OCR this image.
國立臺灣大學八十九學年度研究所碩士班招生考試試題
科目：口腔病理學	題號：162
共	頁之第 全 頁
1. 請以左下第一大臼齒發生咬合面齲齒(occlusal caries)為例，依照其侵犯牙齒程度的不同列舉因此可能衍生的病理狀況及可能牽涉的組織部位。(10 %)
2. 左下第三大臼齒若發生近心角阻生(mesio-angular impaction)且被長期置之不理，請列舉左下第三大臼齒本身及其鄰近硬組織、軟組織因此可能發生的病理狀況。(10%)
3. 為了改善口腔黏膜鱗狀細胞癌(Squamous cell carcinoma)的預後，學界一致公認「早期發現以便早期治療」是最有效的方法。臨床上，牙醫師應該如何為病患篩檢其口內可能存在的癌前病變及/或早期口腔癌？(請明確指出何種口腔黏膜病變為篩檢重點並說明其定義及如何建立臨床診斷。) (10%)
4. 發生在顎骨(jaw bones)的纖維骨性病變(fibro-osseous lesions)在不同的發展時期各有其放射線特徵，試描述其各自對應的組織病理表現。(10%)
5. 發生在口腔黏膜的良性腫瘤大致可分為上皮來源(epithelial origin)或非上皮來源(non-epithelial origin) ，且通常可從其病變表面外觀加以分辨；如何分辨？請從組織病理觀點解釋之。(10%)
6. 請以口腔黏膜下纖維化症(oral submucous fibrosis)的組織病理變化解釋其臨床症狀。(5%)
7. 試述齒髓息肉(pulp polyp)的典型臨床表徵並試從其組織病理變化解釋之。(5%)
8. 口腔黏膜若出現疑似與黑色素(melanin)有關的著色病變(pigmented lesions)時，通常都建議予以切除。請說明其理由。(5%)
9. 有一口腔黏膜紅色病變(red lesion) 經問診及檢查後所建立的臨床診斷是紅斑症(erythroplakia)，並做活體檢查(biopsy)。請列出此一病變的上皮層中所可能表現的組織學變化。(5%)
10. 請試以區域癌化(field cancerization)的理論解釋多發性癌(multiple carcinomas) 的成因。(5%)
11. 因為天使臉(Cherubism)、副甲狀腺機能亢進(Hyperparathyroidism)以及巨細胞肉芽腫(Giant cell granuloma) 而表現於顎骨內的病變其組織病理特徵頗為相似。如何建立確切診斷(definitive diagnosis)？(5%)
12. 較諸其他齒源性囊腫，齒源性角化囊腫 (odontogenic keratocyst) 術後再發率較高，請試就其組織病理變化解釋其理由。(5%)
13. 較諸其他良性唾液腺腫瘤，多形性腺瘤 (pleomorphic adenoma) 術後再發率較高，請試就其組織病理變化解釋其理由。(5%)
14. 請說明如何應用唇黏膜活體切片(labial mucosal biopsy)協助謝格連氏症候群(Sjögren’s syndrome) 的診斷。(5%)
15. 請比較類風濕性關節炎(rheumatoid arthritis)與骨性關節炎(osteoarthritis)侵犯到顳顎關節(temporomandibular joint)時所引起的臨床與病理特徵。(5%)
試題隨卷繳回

◆ ◆ ◆ ◆ ◆

== What to produce ==
Reproduce each line from the records that contains the word "lesions".

== Solution to the exercise ==
4. 發生在顎骨(jaw bones)的纖維骨性病變(fibro-osseous lesions)在不同的發展時期各有其放射線特徵，試描述其各自對應的組織病理表現。(10%)
8. 口腔黏膜若出現疑似與黑色素(melanin)有關的著色病變(pigmented lesions)時，通常都建議予以切除。請說明其理由。(5%)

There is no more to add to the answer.